§ Data for processing
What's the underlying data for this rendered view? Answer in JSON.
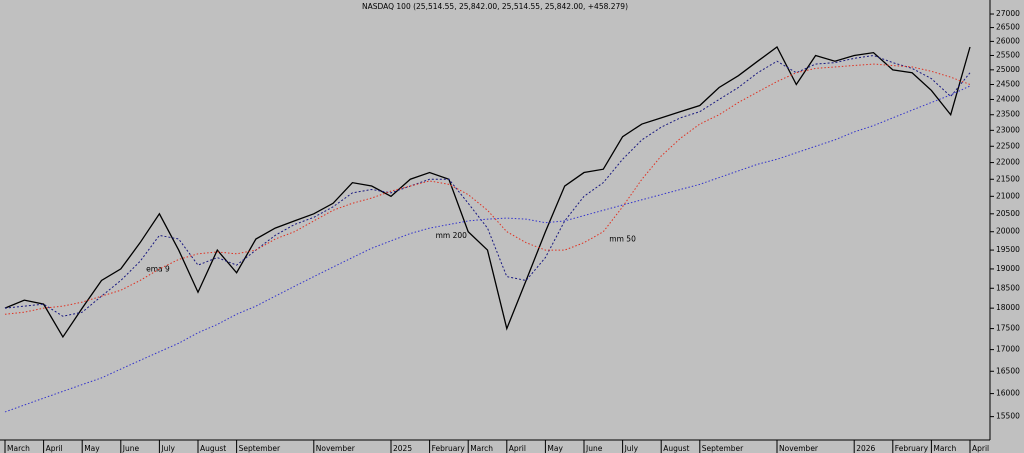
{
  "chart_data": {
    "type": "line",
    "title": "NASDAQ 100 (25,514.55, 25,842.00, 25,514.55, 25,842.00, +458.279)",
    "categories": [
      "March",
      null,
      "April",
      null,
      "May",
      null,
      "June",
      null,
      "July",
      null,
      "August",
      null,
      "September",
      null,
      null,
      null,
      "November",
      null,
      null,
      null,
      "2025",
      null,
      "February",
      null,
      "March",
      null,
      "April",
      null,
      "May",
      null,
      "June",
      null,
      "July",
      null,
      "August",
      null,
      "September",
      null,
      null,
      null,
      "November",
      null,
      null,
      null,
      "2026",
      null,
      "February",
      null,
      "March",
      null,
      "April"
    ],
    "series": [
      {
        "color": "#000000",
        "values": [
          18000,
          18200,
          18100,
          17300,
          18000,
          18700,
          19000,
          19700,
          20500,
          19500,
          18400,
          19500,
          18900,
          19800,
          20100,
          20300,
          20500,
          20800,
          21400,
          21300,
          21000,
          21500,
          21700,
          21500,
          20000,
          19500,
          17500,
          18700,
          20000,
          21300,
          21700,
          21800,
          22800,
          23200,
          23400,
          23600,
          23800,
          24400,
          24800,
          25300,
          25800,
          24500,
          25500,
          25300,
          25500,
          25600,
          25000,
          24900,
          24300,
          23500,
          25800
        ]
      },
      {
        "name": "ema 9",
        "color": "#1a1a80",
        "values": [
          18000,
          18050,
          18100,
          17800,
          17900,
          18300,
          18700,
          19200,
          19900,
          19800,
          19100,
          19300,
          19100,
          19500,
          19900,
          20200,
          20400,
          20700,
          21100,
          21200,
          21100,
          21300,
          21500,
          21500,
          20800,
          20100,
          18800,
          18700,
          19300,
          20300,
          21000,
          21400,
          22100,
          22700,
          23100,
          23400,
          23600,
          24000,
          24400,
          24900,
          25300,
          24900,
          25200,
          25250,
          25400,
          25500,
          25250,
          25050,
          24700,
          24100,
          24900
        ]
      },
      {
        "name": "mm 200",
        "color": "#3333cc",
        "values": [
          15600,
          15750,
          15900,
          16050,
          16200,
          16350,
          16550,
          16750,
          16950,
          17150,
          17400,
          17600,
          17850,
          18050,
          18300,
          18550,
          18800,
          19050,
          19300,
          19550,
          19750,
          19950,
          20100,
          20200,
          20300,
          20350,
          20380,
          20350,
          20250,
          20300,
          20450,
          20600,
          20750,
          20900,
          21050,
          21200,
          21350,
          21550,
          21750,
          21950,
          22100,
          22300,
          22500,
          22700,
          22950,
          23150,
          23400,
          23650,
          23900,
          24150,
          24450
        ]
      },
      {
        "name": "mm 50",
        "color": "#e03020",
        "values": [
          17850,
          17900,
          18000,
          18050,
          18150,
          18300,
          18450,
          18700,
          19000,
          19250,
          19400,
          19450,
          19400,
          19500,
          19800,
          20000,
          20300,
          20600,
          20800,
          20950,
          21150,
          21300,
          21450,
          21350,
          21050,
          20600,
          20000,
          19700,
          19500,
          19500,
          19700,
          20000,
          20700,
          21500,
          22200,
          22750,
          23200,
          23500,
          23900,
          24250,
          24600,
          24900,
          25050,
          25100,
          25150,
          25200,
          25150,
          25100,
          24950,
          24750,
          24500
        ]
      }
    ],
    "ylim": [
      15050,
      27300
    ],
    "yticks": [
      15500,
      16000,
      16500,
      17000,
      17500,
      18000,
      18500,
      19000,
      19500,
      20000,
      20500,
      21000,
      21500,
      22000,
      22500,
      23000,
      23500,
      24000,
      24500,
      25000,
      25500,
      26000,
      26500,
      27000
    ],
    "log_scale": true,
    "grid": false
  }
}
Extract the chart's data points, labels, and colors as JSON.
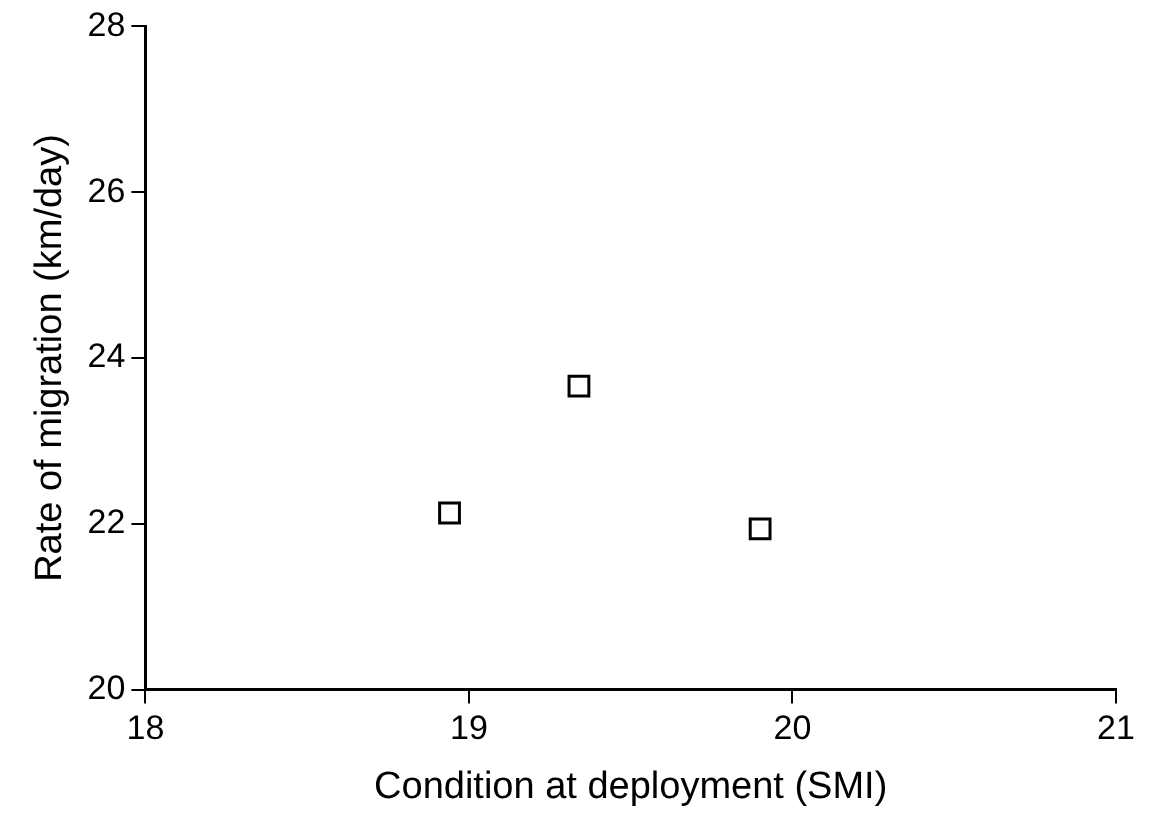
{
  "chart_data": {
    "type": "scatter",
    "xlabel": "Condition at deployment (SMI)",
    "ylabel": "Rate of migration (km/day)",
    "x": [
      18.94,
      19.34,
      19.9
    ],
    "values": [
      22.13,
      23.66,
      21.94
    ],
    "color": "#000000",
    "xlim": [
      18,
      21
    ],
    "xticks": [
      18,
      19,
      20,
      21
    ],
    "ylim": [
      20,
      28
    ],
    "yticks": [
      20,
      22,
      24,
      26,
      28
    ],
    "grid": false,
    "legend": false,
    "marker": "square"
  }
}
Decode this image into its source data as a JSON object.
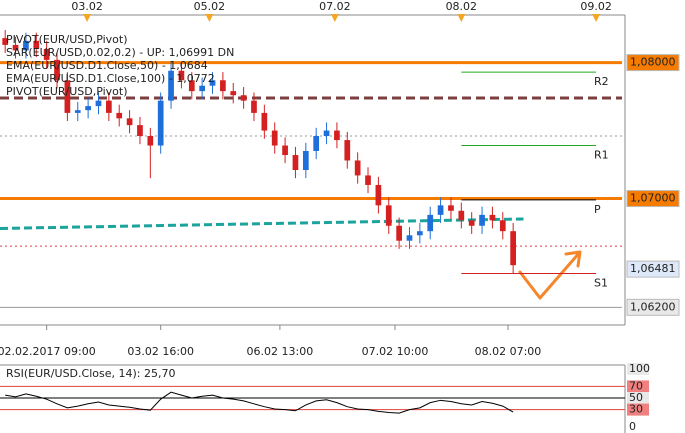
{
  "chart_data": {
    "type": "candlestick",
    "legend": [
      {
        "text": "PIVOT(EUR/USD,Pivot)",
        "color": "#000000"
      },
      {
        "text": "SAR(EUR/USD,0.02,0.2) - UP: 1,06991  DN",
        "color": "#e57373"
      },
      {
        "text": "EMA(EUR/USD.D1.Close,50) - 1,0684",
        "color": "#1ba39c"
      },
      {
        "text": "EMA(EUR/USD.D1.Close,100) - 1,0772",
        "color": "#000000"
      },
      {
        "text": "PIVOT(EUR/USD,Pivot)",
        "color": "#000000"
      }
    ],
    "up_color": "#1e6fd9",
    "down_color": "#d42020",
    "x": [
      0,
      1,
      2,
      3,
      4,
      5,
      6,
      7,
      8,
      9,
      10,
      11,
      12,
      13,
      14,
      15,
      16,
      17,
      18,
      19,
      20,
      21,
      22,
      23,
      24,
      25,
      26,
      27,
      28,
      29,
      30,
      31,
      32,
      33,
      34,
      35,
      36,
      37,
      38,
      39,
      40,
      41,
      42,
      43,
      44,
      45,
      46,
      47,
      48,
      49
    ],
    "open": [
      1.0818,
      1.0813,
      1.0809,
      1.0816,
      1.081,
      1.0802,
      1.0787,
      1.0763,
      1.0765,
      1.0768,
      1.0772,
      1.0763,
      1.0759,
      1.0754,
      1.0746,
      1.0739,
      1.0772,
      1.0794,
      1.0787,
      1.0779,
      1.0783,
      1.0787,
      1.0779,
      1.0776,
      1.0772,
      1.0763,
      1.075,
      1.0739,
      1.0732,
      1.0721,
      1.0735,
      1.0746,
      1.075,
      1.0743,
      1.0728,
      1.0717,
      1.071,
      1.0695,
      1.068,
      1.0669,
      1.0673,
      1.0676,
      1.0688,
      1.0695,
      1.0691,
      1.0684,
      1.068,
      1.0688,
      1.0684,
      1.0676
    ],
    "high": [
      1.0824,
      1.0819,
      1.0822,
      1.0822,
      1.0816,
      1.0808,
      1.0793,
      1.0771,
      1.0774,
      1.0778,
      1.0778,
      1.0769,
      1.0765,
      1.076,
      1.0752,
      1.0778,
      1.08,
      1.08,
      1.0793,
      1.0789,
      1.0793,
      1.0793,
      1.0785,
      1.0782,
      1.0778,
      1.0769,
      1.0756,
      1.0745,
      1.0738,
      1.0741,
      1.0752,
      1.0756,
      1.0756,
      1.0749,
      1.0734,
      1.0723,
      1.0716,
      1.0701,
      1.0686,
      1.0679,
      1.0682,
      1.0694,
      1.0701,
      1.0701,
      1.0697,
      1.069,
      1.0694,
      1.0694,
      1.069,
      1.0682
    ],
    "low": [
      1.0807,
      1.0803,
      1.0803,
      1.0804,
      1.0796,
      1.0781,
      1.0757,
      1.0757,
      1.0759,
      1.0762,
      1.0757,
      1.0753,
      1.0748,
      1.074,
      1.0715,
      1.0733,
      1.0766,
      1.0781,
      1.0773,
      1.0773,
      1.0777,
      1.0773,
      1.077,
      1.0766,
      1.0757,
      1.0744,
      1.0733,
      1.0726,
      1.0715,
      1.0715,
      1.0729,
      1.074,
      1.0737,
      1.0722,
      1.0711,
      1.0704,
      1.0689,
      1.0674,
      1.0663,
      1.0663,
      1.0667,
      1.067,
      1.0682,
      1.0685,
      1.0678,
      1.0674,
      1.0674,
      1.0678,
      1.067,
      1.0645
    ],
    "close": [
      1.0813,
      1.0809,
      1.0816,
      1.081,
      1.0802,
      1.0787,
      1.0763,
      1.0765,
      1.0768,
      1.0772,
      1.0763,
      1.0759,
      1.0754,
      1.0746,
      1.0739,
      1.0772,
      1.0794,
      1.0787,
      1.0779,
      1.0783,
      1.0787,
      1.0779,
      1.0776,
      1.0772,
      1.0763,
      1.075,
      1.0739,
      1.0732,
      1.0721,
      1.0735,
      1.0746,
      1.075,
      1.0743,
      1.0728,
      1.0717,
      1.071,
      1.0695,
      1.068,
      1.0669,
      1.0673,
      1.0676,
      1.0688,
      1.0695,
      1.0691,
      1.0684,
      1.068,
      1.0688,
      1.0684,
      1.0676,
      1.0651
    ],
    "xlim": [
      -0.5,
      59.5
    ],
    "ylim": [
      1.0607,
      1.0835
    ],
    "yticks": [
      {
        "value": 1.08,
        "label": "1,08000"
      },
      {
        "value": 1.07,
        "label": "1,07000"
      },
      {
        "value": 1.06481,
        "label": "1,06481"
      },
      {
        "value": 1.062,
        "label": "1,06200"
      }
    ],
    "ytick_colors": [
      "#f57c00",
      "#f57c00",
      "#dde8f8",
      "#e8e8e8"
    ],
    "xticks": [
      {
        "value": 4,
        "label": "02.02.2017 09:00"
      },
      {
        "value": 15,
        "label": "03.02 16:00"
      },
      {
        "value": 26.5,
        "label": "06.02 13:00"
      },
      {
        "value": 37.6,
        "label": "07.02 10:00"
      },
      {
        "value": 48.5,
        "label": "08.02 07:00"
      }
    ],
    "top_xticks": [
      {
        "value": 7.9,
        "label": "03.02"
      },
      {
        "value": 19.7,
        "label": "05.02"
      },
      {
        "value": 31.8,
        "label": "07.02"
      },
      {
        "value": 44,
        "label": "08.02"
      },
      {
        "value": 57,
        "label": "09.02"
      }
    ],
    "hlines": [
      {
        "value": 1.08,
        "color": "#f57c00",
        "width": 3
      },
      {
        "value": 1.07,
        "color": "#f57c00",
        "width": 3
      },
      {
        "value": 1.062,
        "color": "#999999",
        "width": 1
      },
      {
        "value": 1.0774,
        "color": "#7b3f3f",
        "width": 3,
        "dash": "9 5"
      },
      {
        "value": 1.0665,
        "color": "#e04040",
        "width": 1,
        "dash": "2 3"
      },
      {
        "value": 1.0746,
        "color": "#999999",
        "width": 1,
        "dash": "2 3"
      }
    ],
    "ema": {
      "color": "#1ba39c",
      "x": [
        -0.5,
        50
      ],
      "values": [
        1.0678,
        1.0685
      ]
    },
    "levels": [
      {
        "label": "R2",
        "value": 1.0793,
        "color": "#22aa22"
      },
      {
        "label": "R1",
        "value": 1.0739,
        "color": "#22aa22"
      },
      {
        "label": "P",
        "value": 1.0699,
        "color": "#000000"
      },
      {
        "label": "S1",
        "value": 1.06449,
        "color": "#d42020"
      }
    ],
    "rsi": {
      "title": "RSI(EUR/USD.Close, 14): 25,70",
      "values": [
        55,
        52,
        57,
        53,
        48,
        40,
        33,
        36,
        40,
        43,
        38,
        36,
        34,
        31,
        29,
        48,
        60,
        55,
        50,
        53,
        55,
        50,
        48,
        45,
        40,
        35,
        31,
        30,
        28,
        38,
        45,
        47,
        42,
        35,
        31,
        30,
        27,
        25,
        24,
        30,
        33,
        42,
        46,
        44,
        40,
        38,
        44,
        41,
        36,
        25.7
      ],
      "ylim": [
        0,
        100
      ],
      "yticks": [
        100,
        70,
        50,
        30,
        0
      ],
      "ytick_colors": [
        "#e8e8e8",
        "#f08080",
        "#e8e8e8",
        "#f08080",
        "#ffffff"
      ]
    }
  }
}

§ Task instructions
Find every line holding the word "type"; give their count and nothing else.

§ Solution to the problem
3